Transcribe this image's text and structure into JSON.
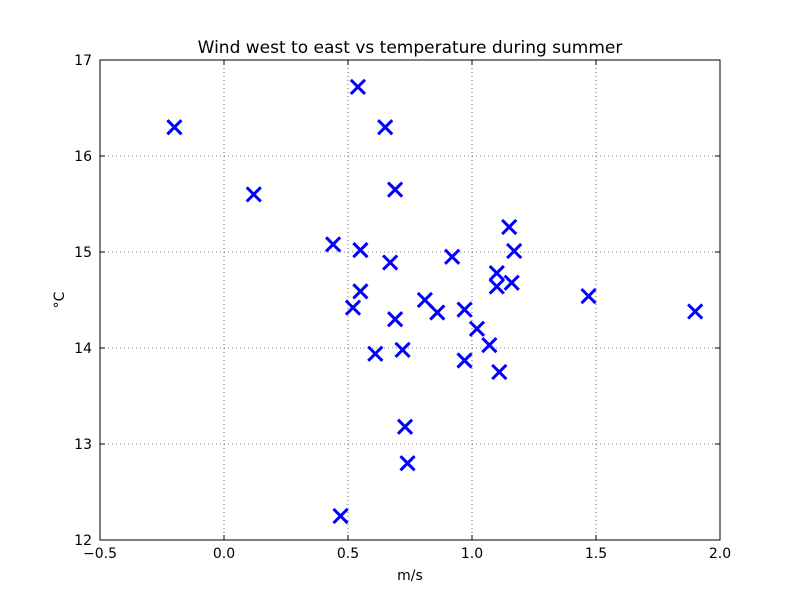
{
  "chart_data": {
    "type": "scatter",
    "title": "Wind west to east vs temperature during summer",
    "xlabel": "m/s",
    "ylabel": "°C",
    "xlim": [
      -0.5,
      2.0
    ],
    "ylim": [
      12,
      17
    ],
    "xticks": [
      -0.5,
      0.0,
      0.5,
      1.0,
      1.5,
      2.0
    ],
    "xtick_labels": [
      "−0.5",
      "0.0",
      "0.5",
      "1.0",
      "1.5",
      "2.0"
    ],
    "yticks": [
      12,
      13,
      14,
      15,
      16,
      17
    ],
    "ytick_labels": [
      "12",
      "13",
      "14",
      "15",
      "16",
      "17"
    ],
    "grid": true,
    "marker": "x",
    "marker_color": "#0000ff",
    "points": [
      {
        "x": -0.2,
        "y": 16.3
      },
      {
        "x": 0.12,
        "y": 15.6
      },
      {
        "x": 0.44,
        "y": 15.08
      },
      {
        "x": 0.47,
        "y": 12.25
      },
      {
        "x": 0.52,
        "y": 14.42
      },
      {
        "x": 0.54,
        "y": 16.72
      },
      {
        "x": 0.55,
        "y": 15.02
      },
      {
        "x": 0.55,
        "y": 14.59
      },
      {
        "x": 0.61,
        "y": 13.94
      },
      {
        "x": 0.65,
        "y": 16.3
      },
      {
        "x": 0.67,
        "y": 14.89
      },
      {
        "x": 0.69,
        "y": 15.65
      },
      {
        "x": 0.69,
        "y": 14.3
      },
      {
        "x": 0.72,
        "y": 13.98
      },
      {
        "x": 0.73,
        "y": 13.18
      },
      {
        "x": 0.74,
        "y": 12.8
      },
      {
        "x": 0.81,
        "y": 14.5
      },
      {
        "x": 0.86,
        "y": 14.37
      },
      {
        "x": 0.92,
        "y": 14.95
      },
      {
        "x": 0.97,
        "y": 14.4
      },
      {
        "x": 0.97,
        "y": 13.87
      },
      {
        "x": 1.02,
        "y": 14.2
      },
      {
        "x": 1.07,
        "y": 14.03
      },
      {
        "x": 1.1,
        "y": 14.78
      },
      {
        "x": 1.1,
        "y": 14.64
      },
      {
        "x": 1.11,
        "y": 13.75
      },
      {
        "x": 1.15,
        "y": 15.26
      },
      {
        "x": 1.16,
        "y": 14.68
      },
      {
        "x": 1.17,
        "y": 15.01
      },
      {
        "x": 1.47,
        "y": 14.54
      },
      {
        "x": 1.9,
        "y": 14.38
      }
    ]
  }
}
★ ★ ★
EXERCISE DESCRIPTION: Retype each record exactly as it stands, but do not include the pictures.

THE OUTPUT:
Transcribe this image's text and structure into JSON.
{
  "chart_data": {
    "type": "scatter",
    "title": "Wind west to east vs temperature during summer",
    "xlabel": "m/s",
    "ylabel": "°C",
    "xlim": [
      -0.5,
      2.0
    ],
    "ylim": [
      12,
      17
    ],
    "xticks": [
      -0.5,
      0.0,
      0.5,
      1.0,
      1.5,
      2.0
    ],
    "xtick_labels": [
      "−0.5",
      "0.0",
      "0.5",
      "1.0",
      "1.5",
      "2.0"
    ],
    "yticks": [
      12,
      13,
      14,
      15,
      16,
      17
    ],
    "ytick_labels": [
      "12",
      "13",
      "14",
      "15",
      "16",
      "17"
    ],
    "grid": true,
    "marker": "x",
    "marker_color": "#0000ff",
    "points": [
      {
        "x": -0.2,
        "y": 16.3
      },
      {
        "x": 0.12,
        "y": 15.6
      },
      {
        "x": 0.44,
        "y": 15.08
      },
      {
        "x": 0.47,
        "y": 12.25
      },
      {
        "x": 0.52,
        "y": 14.42
      },
      {
        "x": 0.54,
        "y": 16.72
      },
      {
        "x": 0.55,
        "y": 15.02
      },
      {
        "x": 0.55,
        "y": 14.59
      },
      {
        "x": 0.61,
        "y": 13.94
      },
      {
        "x": 0.65,
        "y": 16.3
      },
      {
        "x": 0.67,
        "y": 14.89
      },
      {
        "x": 0.69,
        "y": 15.65
      },
      {
        "x": 0.69,
        "y": 14.3
      },
      {
        "x": 0.72,
        "y": 13.98
      },
      {
        "x": 0.73,
        "y": 13.18
      },
      {
        "x": 0.74,
        "y": 12.8
      },
      {
        "x": 0.81,
        "y": 14.5
      },
      {
        "x": 0.86,
        "y": 14.37
      },
      {
        "x": 0.92,
        "y": 14.95
      },
      {
        "x": 0.97,
        "y": 14.4
      },
      {
        "x": 0.97,
        "y": 13.87
      },
      {
        "x": 1.02,
        "y": 14.2
      },
      {
        "x": 1.07,
        "y": 14.03
      },
      {
        "x": 1.1,
        "y": 14.78
      },
      {
        "x": 1.1,
        "y": 14.64
      },
      {
        "x": 1.11,
        "y": 13.75
      },
      {
        "x": 1.15,
        "y": 15.26
      },
      {
        "x": 1.16,
        "y": 14.68
      },
      {
        "x": 1.17,
        "y": 15.01
      },
      {
        "x": 1.47,
        "y": 14.54
      },
      {
        "x": 1.9,
        "y": 14.38
      }
    ]
  }
}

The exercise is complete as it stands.